* _Aim of the task_
Swap "x-tick-label" for "x-axis-tick" everywhere in the material below and change nothing else. Leave out the pictures when you give the lines back.

* _Entries_
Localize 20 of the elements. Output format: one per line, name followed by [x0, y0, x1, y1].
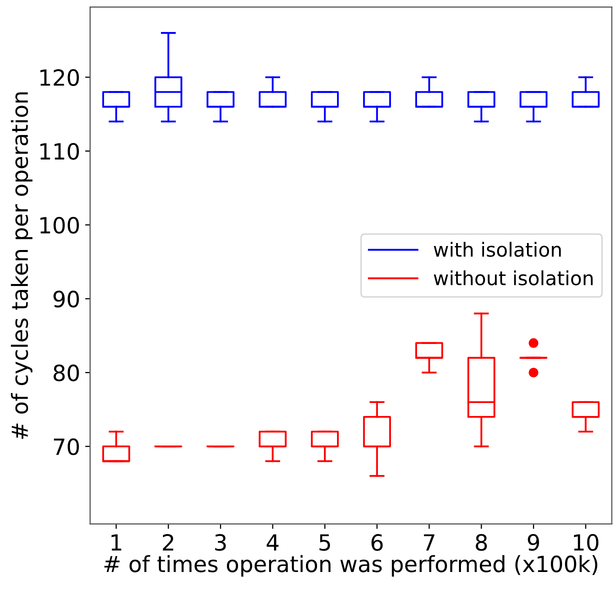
legend-label: without isolation [434, 270, 593, 286]
x-tick-label: 4 [266, 534, 279, 551]
x-tick-label: 2 [162, 534, 174, 551]
y-tick-label: 100 [40, 216, 79, 234]
x-tick-label: 8 [476, 534, 487, 551]
y-tick-label: 70 [54, 438, 79, 456]
x-tick-label: 7 [424, 534, 434, 551]
x-tick-label: 3 [215, 534, 226, 551]
x-tick-label: 5 [320, 534, 330, 551]
y-tick-label: 80 [54, 364, 79, 382]
y-axis-title: # of cycles taken per operation [10, 92, 32, 439]
x-tick-label: 10 [574, 534, 598, 551]
y-tick-label: 120 [40, 69, 79, 86]
x-axis-title: # of times operation was performed (x100k) [104, 555, 598, 577]
legend-label: with isolation [434, 242, 561, 257]
x-tick-label: 9 [528, 534, 540, 551]
y-tick-label: 110 [40, 143, 79, 160]
y-tick-label: 90 [54, 290, 79, 308]
x-tick-label: 6 [372, 534, 383, 551]
x-tick-label: 1 [112, 534, 122, 551]
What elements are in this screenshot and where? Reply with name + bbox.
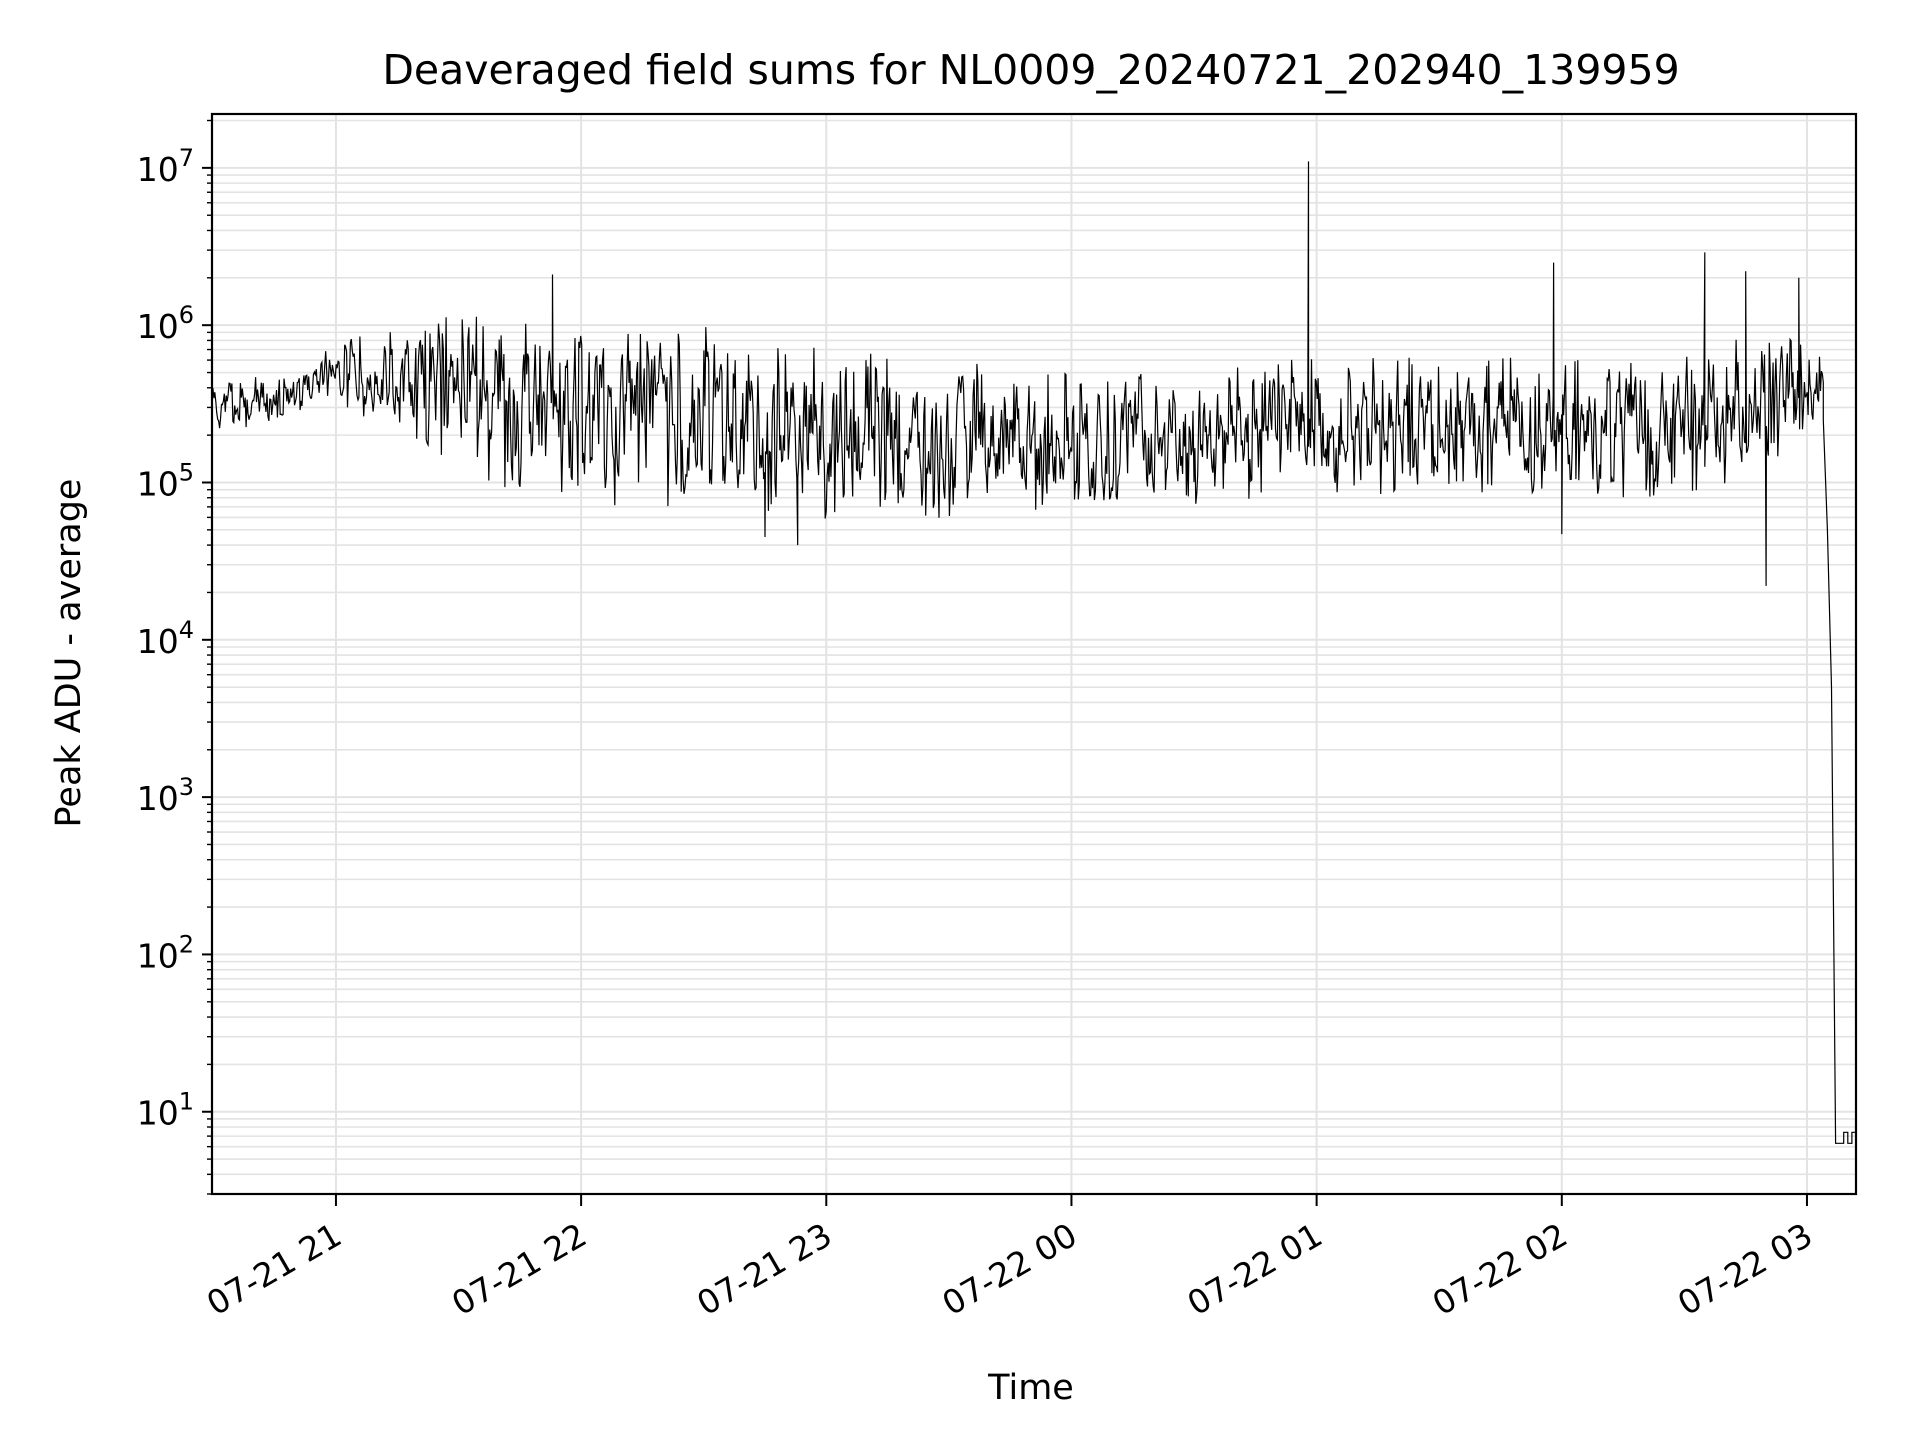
y-tick-label: 104 [137,616,194,661]
y-tick-label: 103 [137,773,194,818]
y-axis-label: Peak ADU - average [49,479,89,828]
plot-frame [210,112,1858,1196]
data-series [212,161,1856,1144]
chart-title: Deaveraged field sums for NL0009_2024072… [382,46,1679,94]
y-tick-label: 105 [137,458,194,503]
y-tick-label: 101 [137,1088,194,1133]
x-axis-label: Time [987,1368,1074,1408]
y-tick-label: 102 [137,930,194,975]
y-tick-label: 107 [137,144,194,189]
y-tick-label: 106 [137,301,194,346]
grid-lines [212,114,1856,1195]
series-line [212,161,1856,1144]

* _Full output_
Localize 20 of the elements. Output format: one per line, name followed by [x0, y0, x1, y1].
legend-label: without isolation [434, 270, 593, 286]
x-axis-tick: 4 [266, 534, 279, 551]
x-axis-tick: 2 [162, 534, 174, 551]
y-tick-label: 100 [40, 216, 79, 234]
x-axis-tick: 8 [476, 534, 487, 551]
y-tick-label: 70 [54, 438, 79, 456]
x-axis-tick: 7 [424, 534, 434, 551]
x-axis-tick: 3 [215, 534, 226, 551]
x-axis-tick: 5 [320, 534, 330, 551]
y-tick-label: 80 [54, 364, 79, 382]
y-axis-title: # of cycles taken per operation [10, 92, 32, 439]
x-axis-tick: 10 [574, 534, 598, 551]
y-tick-label: 120 [40, 69, 79, 86]
x-axis-title: # of times operation was performed (x100k) [104, 555, 598, 577]
legend-label: with isolation [434, 242, 561, 257]
x-axis-tick: 9 [528, 534, 540, 551]
y-tick-label: 110 [40, 143, 79, 160]
y-tick-label: 90 [54, 290, 79, 308]
x-axis-tick: 6 [372, 534, 383, 551]
x-axis-tick: 1 [112, 534, 122, 551]
What elements are in this screenshot and where? Reply with name + bbox.
y-tick-label: 104 [137,616,194,661]
y-tick-label: 103 [137,773,194,818]
y-axis-label: Peak ADU - average [49,479,89,828]
plot-frame [210,112,1858,1196]
data-series [212,161,1856,1144]
chart-title: Deaveraged field sums for NL0009_2024072… [382,46,1679,94]
y-tick-label: 105 [137,458,194,503]
y-tick-label: 101 [137,1088,194,1133]
x-axis-label: Time [987,1368,1074,1408]
y-tick-label: 102 [137,930,194,975]
y-tick-label: 107 [137,144,194,189]
y-tick-label: 106 [137,301,194,346]
grid-lines [212,114,1856,1195]
series-line [212,161,1856,1144]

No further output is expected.